Short problem » Find each line containing the string "Builder". Copy it.

Data »
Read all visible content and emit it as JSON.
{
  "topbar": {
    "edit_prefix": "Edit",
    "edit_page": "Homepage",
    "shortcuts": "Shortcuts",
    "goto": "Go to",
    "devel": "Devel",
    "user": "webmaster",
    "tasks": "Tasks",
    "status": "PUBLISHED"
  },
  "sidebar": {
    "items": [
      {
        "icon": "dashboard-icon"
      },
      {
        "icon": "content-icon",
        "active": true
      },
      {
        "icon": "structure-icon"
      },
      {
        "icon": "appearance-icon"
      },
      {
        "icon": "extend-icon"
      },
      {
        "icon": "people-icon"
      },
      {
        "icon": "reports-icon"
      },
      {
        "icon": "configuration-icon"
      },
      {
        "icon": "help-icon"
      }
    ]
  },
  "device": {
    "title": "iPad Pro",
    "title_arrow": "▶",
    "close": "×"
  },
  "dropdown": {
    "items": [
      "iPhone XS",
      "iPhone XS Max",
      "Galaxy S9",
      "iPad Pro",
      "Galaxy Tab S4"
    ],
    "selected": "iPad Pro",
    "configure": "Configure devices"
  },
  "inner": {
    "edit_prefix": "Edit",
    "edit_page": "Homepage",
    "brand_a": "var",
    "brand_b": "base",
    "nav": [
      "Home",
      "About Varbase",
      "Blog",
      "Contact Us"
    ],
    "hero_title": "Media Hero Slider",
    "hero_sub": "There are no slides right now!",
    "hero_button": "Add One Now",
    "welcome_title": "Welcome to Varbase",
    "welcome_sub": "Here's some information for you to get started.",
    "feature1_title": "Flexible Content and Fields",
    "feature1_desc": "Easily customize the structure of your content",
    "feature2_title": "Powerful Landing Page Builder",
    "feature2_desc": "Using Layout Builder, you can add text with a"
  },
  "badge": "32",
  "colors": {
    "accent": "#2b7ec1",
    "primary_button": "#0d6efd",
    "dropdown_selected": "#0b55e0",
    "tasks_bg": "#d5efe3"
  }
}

Written solution »
    "feature2_title": "Powerful Landing Page Builder",
    "feature2_desc": "Using Layout Builder, you can add text with a"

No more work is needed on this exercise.